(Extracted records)
* Start *
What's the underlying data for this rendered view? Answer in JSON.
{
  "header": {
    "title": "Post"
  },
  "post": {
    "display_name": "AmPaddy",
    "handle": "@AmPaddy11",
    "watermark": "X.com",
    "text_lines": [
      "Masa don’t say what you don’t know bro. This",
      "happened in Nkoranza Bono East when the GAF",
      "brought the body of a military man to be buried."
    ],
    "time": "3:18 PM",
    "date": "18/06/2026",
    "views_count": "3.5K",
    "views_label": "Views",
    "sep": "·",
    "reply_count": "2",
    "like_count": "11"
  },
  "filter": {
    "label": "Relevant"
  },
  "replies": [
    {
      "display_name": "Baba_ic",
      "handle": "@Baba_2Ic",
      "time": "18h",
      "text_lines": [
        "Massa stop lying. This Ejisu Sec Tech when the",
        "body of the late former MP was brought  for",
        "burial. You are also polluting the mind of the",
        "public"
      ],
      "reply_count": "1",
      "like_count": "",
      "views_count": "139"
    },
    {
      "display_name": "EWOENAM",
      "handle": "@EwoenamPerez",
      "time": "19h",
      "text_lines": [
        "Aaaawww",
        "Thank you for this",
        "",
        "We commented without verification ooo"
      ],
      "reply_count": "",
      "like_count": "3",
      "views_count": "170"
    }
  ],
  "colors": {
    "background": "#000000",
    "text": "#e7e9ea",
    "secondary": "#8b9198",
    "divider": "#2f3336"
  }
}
* End *
SHORT PROBLEM
Take the lines above and retype all of them exactly.

SOLUTION FOR THIS TASK
What's the underlying data for this rendered view? Answer in JSON.
{
  "header": {
    "title": "Post"
  },
  "post": {
    "display_name": "AmPaddy",
    "handle": "@AmPaddy11",
    "watermark": "X.com",
    "text_lines": [
      "Masa don’t say what you don’t know bro. This",
      "happened in Nkoranza Bono East when the GAF",
      "brought the body of a military man to be buried."
    ],
    "time": "3:18 PM",
    "date": "18/06/2026",
    "views_count": "3.5K",
    "views_label": "Views",
    "sep": "·",
    "reply_count": "2",
    "like_count": "11"
  },
  "filter": {
    "label": "Relevant"
  },
  "replies": [
    {
      "display_name": "Baba_ic",
      "handle": "@Baba_2Ic",
      "time": "18h",
      "text_lines": [
        "Massa stop lying. This Ejisu Sec Tech when the",
        "body of the late former MP was brought  for",
        "burial. You are also polluting the mind of the",
        "public"
      ],
      "reply_count": "1",
      "like_count": "",
      "views_count": "139"
    },
    {
      "display_name": "EWOENAM",
      "handle": "@EwoenamPerez",
      "time": "19h",
      "text_lines": [
        "Aaaawww",
        "Thank you for this",
        "",
        "We commented without verification ooo"
      ],
      "reply_count": "",
      "like_count": "3",
      "views_count": "170"
    }
  ],
  "colors": {
    "background": "#000000",
    "text": "#e7e9ea",
    "secondary": "#8b9198",
    "divider": "#2f3336"
  }
}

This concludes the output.